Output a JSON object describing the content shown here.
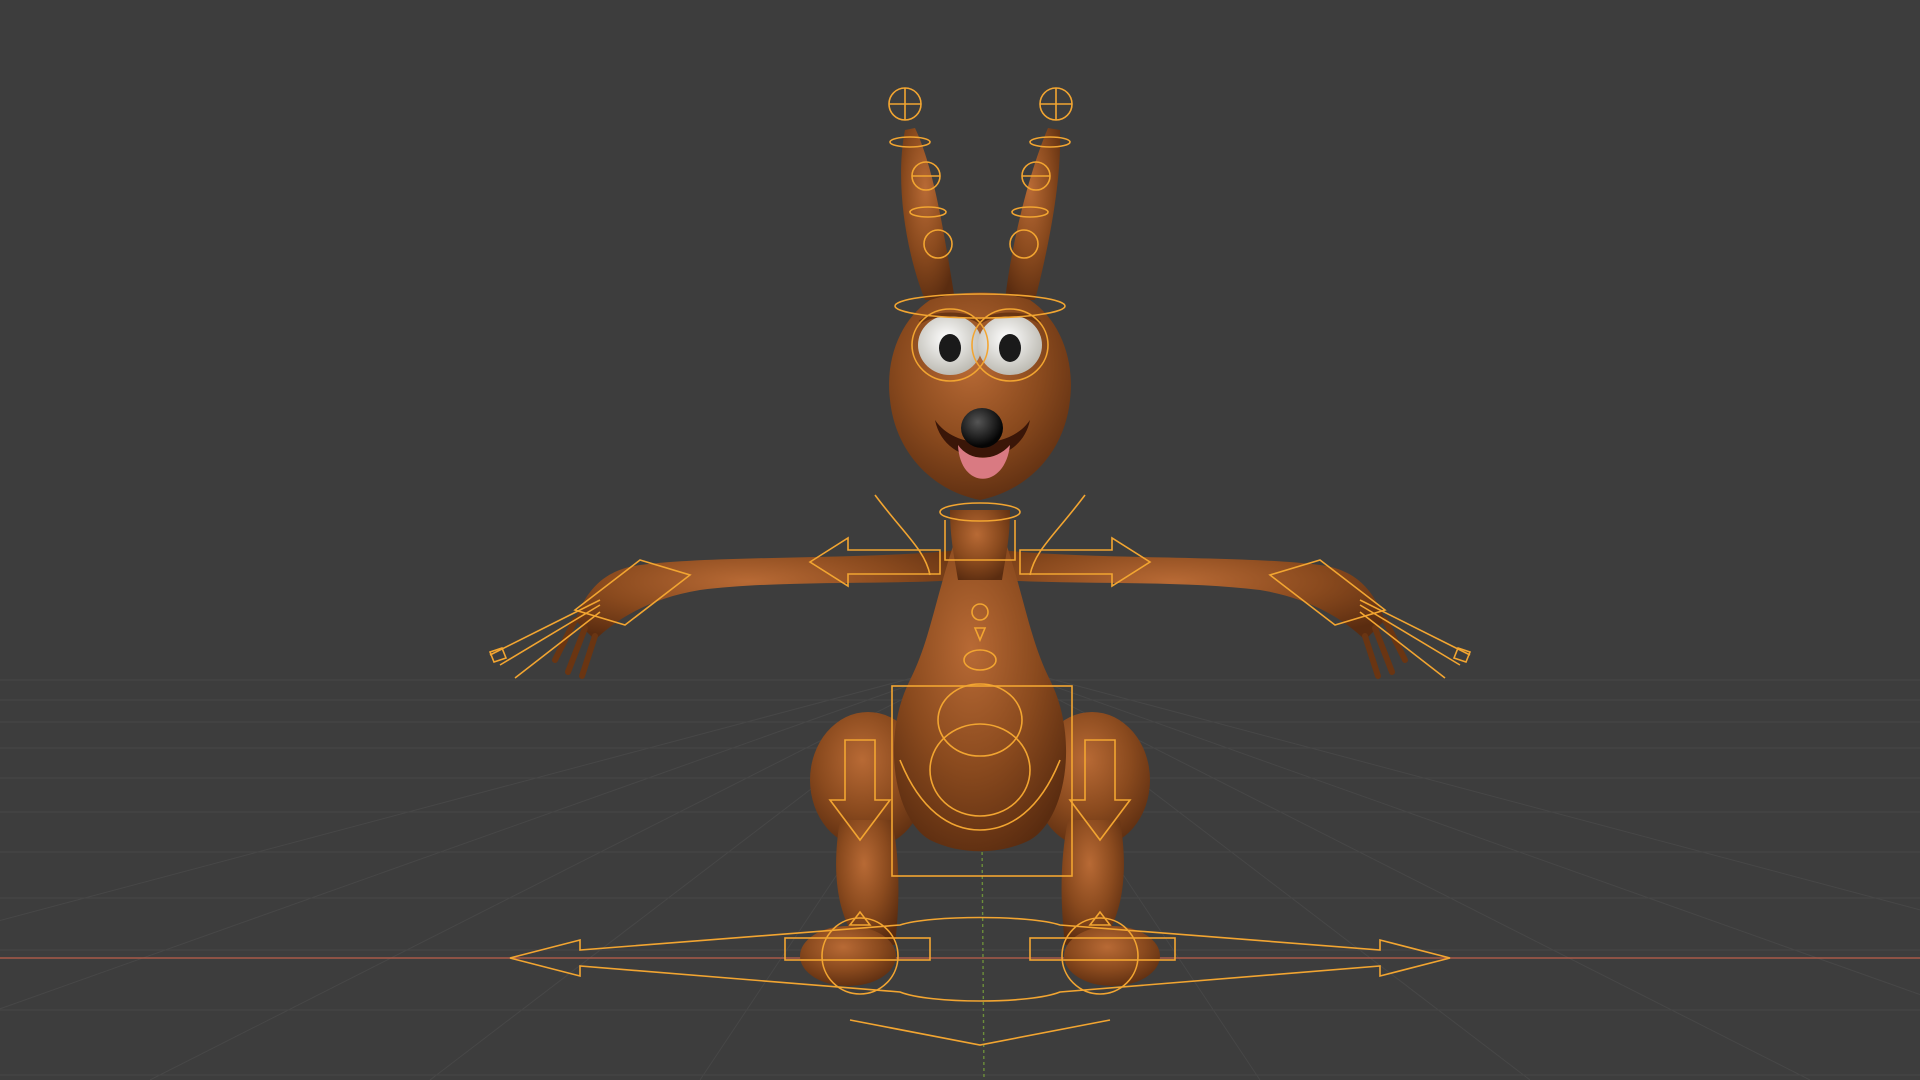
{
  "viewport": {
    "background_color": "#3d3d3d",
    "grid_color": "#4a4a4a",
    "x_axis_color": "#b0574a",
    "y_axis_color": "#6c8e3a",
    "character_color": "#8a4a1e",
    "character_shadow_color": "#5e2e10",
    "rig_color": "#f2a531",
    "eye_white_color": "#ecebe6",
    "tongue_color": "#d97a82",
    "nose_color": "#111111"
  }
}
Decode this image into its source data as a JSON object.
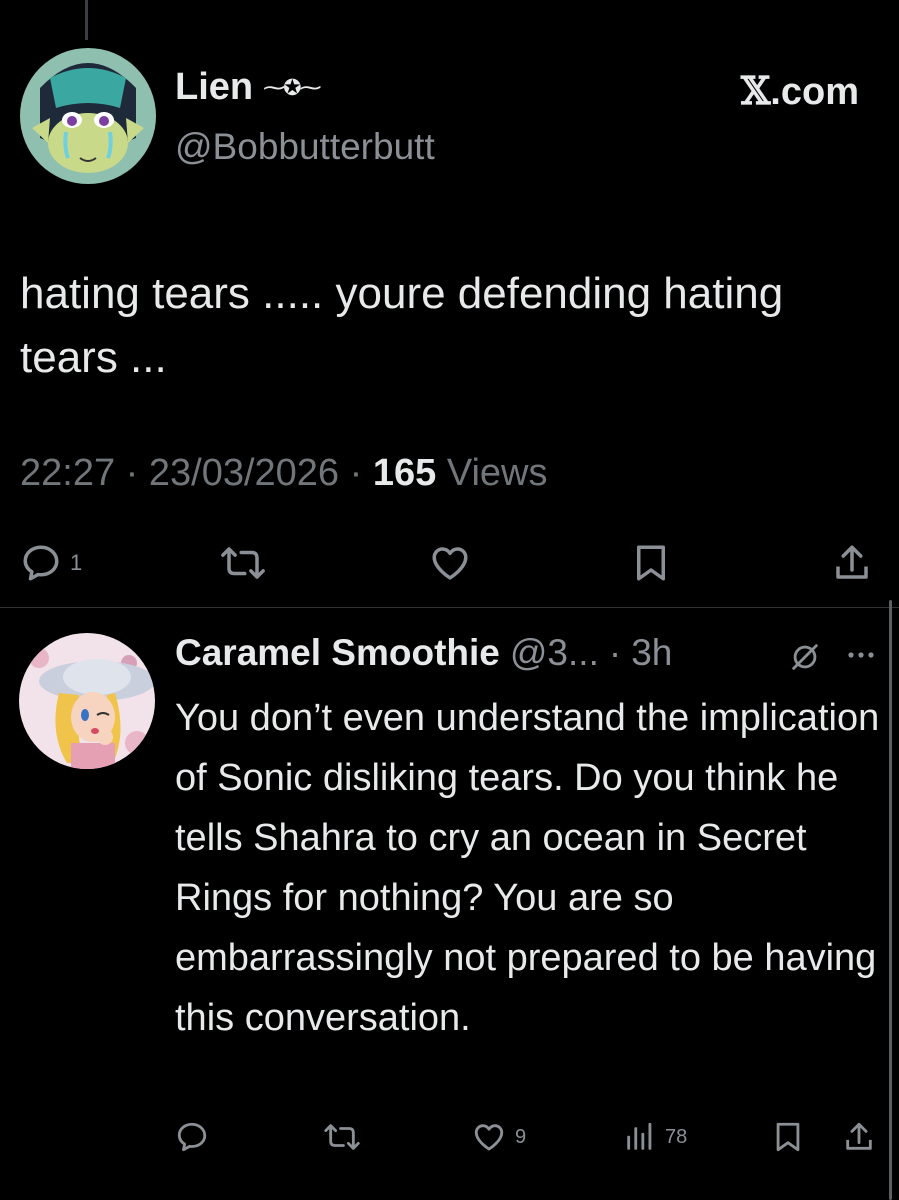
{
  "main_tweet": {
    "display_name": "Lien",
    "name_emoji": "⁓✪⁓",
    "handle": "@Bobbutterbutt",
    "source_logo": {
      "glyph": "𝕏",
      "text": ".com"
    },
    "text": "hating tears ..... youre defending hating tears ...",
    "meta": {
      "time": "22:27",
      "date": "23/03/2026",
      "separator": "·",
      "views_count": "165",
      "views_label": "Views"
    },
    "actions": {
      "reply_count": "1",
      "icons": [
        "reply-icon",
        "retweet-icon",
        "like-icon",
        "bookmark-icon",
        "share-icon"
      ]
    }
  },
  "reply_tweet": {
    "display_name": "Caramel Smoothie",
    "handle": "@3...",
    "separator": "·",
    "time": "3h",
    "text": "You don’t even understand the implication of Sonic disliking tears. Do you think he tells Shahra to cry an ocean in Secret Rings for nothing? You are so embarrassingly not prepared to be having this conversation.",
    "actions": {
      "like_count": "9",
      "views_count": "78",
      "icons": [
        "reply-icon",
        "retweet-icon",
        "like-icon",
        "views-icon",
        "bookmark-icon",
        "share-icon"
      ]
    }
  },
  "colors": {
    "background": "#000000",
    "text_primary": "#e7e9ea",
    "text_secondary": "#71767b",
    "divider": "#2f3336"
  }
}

━━━

__WHAT THIS TASK INVOLVES__:
Take the line containing "Decode this image" through the last line of the material and retype exactly those lines, both ends included, with no pictures.

__FULL ANSWER__:
Decode this image into its source data as a JSON object.
{
  "main_tweet": {
    "display_name": "Lien",
    "name_emoji": "⁓✪⁓",
    "handle": "@Bobbutterbutt",
    "source_logo": {
      "glyph": "𝕏",
      "text": ".com"
    },
    "text": "hating tears ..... youre defending hating tears ...",
    "meta": {
      "time": "22:27",
      "date": "23/03/2026",
      "separator": "·",
      "views_count": "165",
      "views_label": "Views"
    },
    "actions": {
      "reply_count": "1",
      "icons": [
        "reply-icon",
        "retweet-icon",
        "like-icon",
        "bookmark-icon",
        "share-icon"
      ]
    }
  },
  "reply_tweet": {
    "display_name": "Caramel Smoothie",
    "handle": "@3...",
    "separator": "·",
    "time": "3h",
    "text": "You don’t even understand the implication of Sonic disliking tears. Do you think he tells Shahra to cry an ocean in Secret Rings for nothing? You are so embarrassingly not prepared to be having this conversation.",
    "actions": {
      "like_count": "9",
      "views_count": "78",
      "icons": [
        "reply-icon",
        "retweet-icon",
        "like-icon",
        "views-icon",
        "bookmark-icon",
        "share-icon"
      ]
    }
  },
  "colors": {
    "background": "#000000",
    "text_primary": "#e7e9ea",
    "text_secondary": "#71767b",
    "divider": "#2f3336"
  }
}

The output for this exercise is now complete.